-- BEGIN RECORDS FOR THIS EXERCISE --

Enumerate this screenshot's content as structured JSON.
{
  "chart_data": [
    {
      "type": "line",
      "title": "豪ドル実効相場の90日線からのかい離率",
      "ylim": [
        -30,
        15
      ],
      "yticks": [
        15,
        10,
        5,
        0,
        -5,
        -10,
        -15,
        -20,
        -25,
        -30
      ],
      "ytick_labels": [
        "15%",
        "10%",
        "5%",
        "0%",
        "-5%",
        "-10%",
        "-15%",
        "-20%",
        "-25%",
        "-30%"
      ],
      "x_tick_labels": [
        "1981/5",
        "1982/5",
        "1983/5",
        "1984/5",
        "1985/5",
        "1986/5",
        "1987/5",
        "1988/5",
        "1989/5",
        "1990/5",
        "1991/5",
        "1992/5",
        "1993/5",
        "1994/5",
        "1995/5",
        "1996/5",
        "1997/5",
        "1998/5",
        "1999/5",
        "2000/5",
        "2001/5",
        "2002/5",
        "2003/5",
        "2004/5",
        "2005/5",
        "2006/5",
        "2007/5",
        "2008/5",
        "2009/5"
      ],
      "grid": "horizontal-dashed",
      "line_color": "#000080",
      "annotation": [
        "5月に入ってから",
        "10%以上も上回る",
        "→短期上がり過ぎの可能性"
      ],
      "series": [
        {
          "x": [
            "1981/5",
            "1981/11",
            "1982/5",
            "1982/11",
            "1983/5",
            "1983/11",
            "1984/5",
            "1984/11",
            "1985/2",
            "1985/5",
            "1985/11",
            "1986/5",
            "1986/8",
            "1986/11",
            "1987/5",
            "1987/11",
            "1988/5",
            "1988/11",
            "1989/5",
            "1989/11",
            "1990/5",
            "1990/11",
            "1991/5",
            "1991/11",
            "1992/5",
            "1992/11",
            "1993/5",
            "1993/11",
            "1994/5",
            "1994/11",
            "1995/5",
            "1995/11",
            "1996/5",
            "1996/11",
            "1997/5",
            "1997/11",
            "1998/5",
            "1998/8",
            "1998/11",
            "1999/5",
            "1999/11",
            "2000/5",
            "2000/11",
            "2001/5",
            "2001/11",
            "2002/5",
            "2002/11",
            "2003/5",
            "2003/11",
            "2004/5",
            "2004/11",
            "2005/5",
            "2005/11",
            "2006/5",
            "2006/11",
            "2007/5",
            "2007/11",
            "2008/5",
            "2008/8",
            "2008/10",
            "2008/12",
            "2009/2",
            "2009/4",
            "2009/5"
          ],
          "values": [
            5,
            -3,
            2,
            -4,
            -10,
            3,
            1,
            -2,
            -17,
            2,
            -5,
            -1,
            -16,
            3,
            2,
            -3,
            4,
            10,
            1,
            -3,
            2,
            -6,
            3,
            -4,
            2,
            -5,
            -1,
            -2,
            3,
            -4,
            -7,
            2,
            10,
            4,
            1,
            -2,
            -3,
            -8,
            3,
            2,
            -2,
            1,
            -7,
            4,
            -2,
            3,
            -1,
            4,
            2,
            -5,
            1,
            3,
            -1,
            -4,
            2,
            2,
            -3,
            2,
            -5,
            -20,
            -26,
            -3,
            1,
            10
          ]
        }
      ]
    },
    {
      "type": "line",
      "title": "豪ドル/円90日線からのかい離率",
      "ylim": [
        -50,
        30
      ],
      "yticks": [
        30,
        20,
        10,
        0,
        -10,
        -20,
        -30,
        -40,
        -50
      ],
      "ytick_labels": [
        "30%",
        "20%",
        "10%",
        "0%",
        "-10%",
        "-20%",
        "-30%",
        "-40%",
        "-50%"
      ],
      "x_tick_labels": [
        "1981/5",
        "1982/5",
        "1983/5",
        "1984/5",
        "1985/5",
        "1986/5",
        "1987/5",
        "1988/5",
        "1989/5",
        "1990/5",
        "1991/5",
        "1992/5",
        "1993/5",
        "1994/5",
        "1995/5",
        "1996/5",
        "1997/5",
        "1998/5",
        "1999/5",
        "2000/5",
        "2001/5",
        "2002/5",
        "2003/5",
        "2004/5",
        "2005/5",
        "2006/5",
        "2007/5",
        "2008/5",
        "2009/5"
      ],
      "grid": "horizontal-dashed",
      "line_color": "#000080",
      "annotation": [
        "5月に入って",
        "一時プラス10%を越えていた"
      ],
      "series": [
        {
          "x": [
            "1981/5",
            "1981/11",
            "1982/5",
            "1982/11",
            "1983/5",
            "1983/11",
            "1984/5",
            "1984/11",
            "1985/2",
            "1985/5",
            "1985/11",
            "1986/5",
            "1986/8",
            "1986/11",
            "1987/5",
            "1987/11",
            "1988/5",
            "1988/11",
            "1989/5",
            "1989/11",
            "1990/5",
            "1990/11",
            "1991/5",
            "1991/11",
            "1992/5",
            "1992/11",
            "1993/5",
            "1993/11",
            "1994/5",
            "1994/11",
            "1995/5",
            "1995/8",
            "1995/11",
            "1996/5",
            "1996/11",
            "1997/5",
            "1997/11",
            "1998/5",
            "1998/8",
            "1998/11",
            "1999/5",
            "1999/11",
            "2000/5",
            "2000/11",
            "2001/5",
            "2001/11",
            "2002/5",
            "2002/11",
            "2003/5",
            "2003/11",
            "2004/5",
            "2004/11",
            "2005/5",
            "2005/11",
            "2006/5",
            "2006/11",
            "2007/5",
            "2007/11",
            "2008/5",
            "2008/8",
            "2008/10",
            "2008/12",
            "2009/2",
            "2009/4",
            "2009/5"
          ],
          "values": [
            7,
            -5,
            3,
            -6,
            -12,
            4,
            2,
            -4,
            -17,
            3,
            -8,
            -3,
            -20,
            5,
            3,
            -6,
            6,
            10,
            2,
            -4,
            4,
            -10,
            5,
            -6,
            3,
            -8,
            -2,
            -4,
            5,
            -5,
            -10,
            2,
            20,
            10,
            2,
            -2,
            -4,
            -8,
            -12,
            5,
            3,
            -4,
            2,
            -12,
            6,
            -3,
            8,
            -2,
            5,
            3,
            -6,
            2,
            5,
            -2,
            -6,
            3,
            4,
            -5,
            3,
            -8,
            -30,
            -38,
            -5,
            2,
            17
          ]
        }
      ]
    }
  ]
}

-- END RECORDS FOR THIS EXERCISE --

(OBJECTIVE) All entries shown above should be printed again exactly.

(TASK RESULT)
Enumerate this screenshot's content as structured JSON.
{
  "chart_data": [
    {
      "type": "line",
      "title": "豪ドル実効相場の90日線からのかい離率",
      "ylim": [
        -30,
        15
      ],
      "yticks": [
        15,
        10,
        5,
        0,
        -5,
        -10,
        -15,
        -20,
        -25,
        -30
      ],
      "ytick_labels": [
        "15%",
        "10%",
        "5%",
        "0%",
        "-5%",
        "-10%",
        "-15%",
        "-20%",
        "-25%",
        "-30%"
      ],
      "x_tick_labels": [
        "1981/5",
        "1982/5",
        "1983/5",
        "1984/5",
        "1985/5",
        "1986/5",
        "1987/5",
        "1988/5",
        "1989/5",
        "1990/5",
        "1991/5",
        "1992/5",
        "1993/5",
        "1994/5",
        "1995/5",
        "1996/5",
        "1997/5",
        "1998/5",
        "1999/5",
        "2000/5",
        "2001/5",
        "2002/5",
        "2003/5",
        "2004/5",
        "2005/5",
        "2006/5",
        "2007/5",
        "2008/5",
        "2009/5"
      ],
      "grid": "horizontal-dashed",
      "line_color": "#000080",
      "annotation": [
        "5月に入ってから",
        "10%以上も上回る",
        "→短期上がり過ぎの可能性"
      ],
      "series": [
        {
          "x": [
            "1981/5",
            "1981/11",
            "1982/5",
            "1982/11",
            "1983/5",
            "1983/11",
            "1984/5",
            "1984/11",
            "1985/2",
            "1985/5",
            "1985/11",
            "1986/5",
            "1986/8",
            "1986/11",
            "1987/5",
            "1987/11",
            "1988/5",
            "1988/11",
            "1989/5",
            "1989/11",
            "1990/5",
            "1990/11",
            "1991/5",
            "1991/11",
            "1992/5",
            "1992/11",
            "1993/5",
            "1993/11",
            "1994/5",
            "1994/11",
            "1995/5",
            "1995/11",
            "1996/5",
            "1996/11",
            "1997/5",
            "1997/11",
            "1998/5",
            "1998/8",
            "1998/11",
            "1999/5",
            "1999/11",
            "2000/5",
            "2000/11",
            "2001/5",
            "2001/11",
            "2002/5",
            "2002/11",
            "2003/5",
            "2003/11",
            "2004/5",
            "2004/11",
            "2005/5",
            "2005/11",
            "2006/5",
            "2006/11",
            "2007/5",
            "2007/11",
            "2008/5",
            "2008/8",
            "2008/10",
            "2008/12",
            "2009/2",
            "2009/4",
            "2009/5"
          ],
          "values": [
            5,
            -3,
            2,
            -4,
            -10,
            3,
            1,
            -2,
            -17,
            2,
            -5,
            -1,
            -16,
            3,
            2,
            -3,
            4,
            10,
            1,
            -3,
            2,
            -6,
            3,
            -4,
            2,
            -5,
            -1,
            -2,
            3,
            -4,
            -7,
            2,
            10,
            4,
            1,
            -2,
            -3,
            -8,
            3,
            2,
            -2,
            1,
            -7,
            4,
            -2,
            3,
            -1,
            4,
            2,
            -5,
            1,
            3,
            -1,
            -4,
            2,
            2,
            -3,
            2,
            -5,
            -20,
            -26,
            -3,
            1,
            10
          ]
        }
      ]
    },
    {
      "type": "line",
      "title": "豪ドル/円90日線からのかい離率",
      "ylim": [
        -50,
        30
      ],
      "yticks": [
        30,
        20,
        10,
        0,
        -10,
        -20,
        -30,
        -40,
        -50
      ],
      "ytick_labels": [
        "30%",
        "20%",
        "10%",
        "0%",
        "-10%",
        "-20%",
        "-30%",
        "-40%",
        "-50%"
      ],
      "x_tick_labels": [
        "1981/5",
        "1982/5",
        "1983/5",
        "1984/5",
        "1985/5",
        "1986/5",
        "1987/5",
        "1988/5",
        "1989/5",
        "1990/5",
        "1991/5",
        "1992/5",
        "1993/5",
        "1994/5",
        "1995/5",
        "1996/5",
        "1997/5",
        "1998/5",
        "1999/5",
        "2000/5",
        "2001/5",
        "2002/5",
        "2003/5",
        "2004/5",
        "2005/5",
        "2006/5",
        "2007/5",
        "2008/5",
        "2009/5"
      ],
      "grid": "horizontal-dashed",
      "line_color": "#000080",
      "annotation": [
        "5月に入って",
        "一時プラス10%を越えていた"
      ],
      "series": [
        {
          "x": [
            "1981/5",
            "1981/11",
            "1982/5",
            "1982/11",
            "1983/5",
            "1983/11",
            "1984/5",
            "1984/11",
            "1985/2",
            "1985/5",
            "1985/11",
            "1986/5",
            "1986/8",
            "1986/11",
            "1987/5",
            "1987/11",
            "1988/5",
            "1988/11",
            "1989/5",
            "1989/11",
            "1990/5",
            "1990/11",
            "1991/5",
            "1991/11",
            "1992/5",
            "1992/11",
            "1993/5",
            "1993/11",
            "1994/5",
            "1994/11",
            "1995/5",
            "1995/8",
            "1995/11",
            "1996/5",
            "1996/11",
            "1997/5",
            "1997/11",
            "1998/5",
            "1998/8",
            "1998/11",
            "1999/5",
            "1999/11",
            "2000/5",
            "2000/11",
            "2001/5",
            "2001/11",
            "2002/5",
            "2002/11",
            "2003/5",
            "2003/11",
            "2004/5",
            "2004/11",
            "2005/5",
            "2005/11",
            "2006/5",
            "2006/11",
            "2007/5",
            "2007/11",
            "2008/5",
            "2008/8",
            "2008/10",
            "2008/12",
            "2009/2",
            "2009/4",
            "2009/5"
          ],
          "values": [
            7,
            -5,
            3,
            -6,
            -12,
            4,
            2,
            -4,
            -17,
            3,
            -8,
            -3,
            -20,
            5,
            3,
            -6,
            6,
            10,
            2,
            -4,
            4,
            -10,
            5,
            -6,
            3,
            -8,
            -2,
            -4,
            5,
            -5,
            -10,
            2,
            20,
            10,
            2,
            -2,
            -4,
            -8,
            -12,
            5,
            3,
            -4,
            2,
            -12,
            6,
            -3,
            8,
            -2,
            5,
            3,
            -6,
            2,
            5,
            -2,
            -6,
            3,
            4,
            -5,
            3,
            -8,
            -30,
            -38,
            -5,
            2,
            17
          ]
        }
      ]
    }
  ]
}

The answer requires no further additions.